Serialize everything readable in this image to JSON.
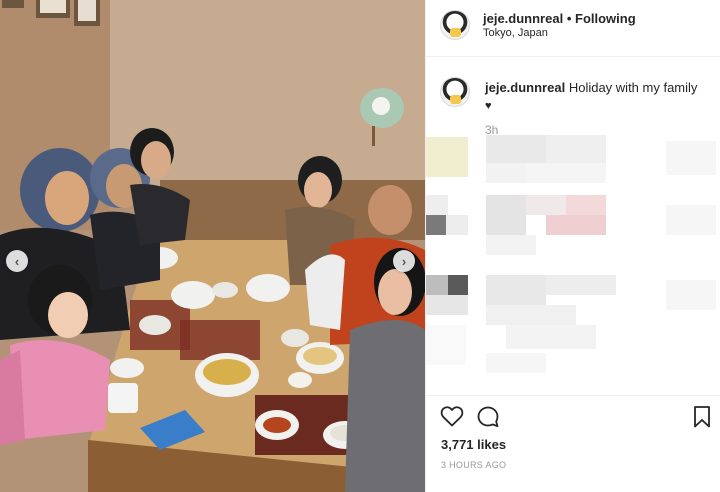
{
  "post": {
    "username": "jeje.dunnreal",
    "separator": "•",
    "follow_status": "Following",
    "location": "Tokyo, Japan"
  },
  "caption": {
    "username": "jeje.dunnreal",
    "text": "Holiday with my family",
    "emoji": "♥",
    "time_ago": "3h"
  },
  "actions": {
    "likes": "3,771 likes",
    "posted": "3 HOURS AGO"
  },
  "icons": {
    "prev": "chevron-left-icon",
    "next": "chevron-right-icon",
    "like": "heart-icon",
    "comment": "comment-icon",
    "save": "bookmark-icon"
  },
  "colors": {
    "text": "#262626",
    "muted": "#999999",
    "border": "#efefef"
  }
}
══════
- [What is expected]
Quote the material in full and exactly; do not carry over its pictures.

- [Problem solution]
Serialize everything readable in this image to JSON.
{
  "post": {
    "username": "jeje.dunnreal",
    "separator": "•",
    "follow_status": "Following",
    "location": "Tokyo, Japan"
  },
  "caption": {
    "username": "jeje.dunnreal",
    "text": "Holiday with my family",
    "emoji": "♥",
    "time_ago": "3h"
  },
  "actions": {
    "likes": "3,771 likes",
    "posted": "3 HOURS AGO"
  },
  "icons": {
    "prev": "chevron-left-icon",
    "next": "chevron-right-icon",
    "like": "heart-icon",
    "comment": "comment-icon",
    "save": "bookmark-icon"
  },
  "colors": {
    "text": "#262626",
    "muted": "#999999",
    "border": "#efefef"
  }
}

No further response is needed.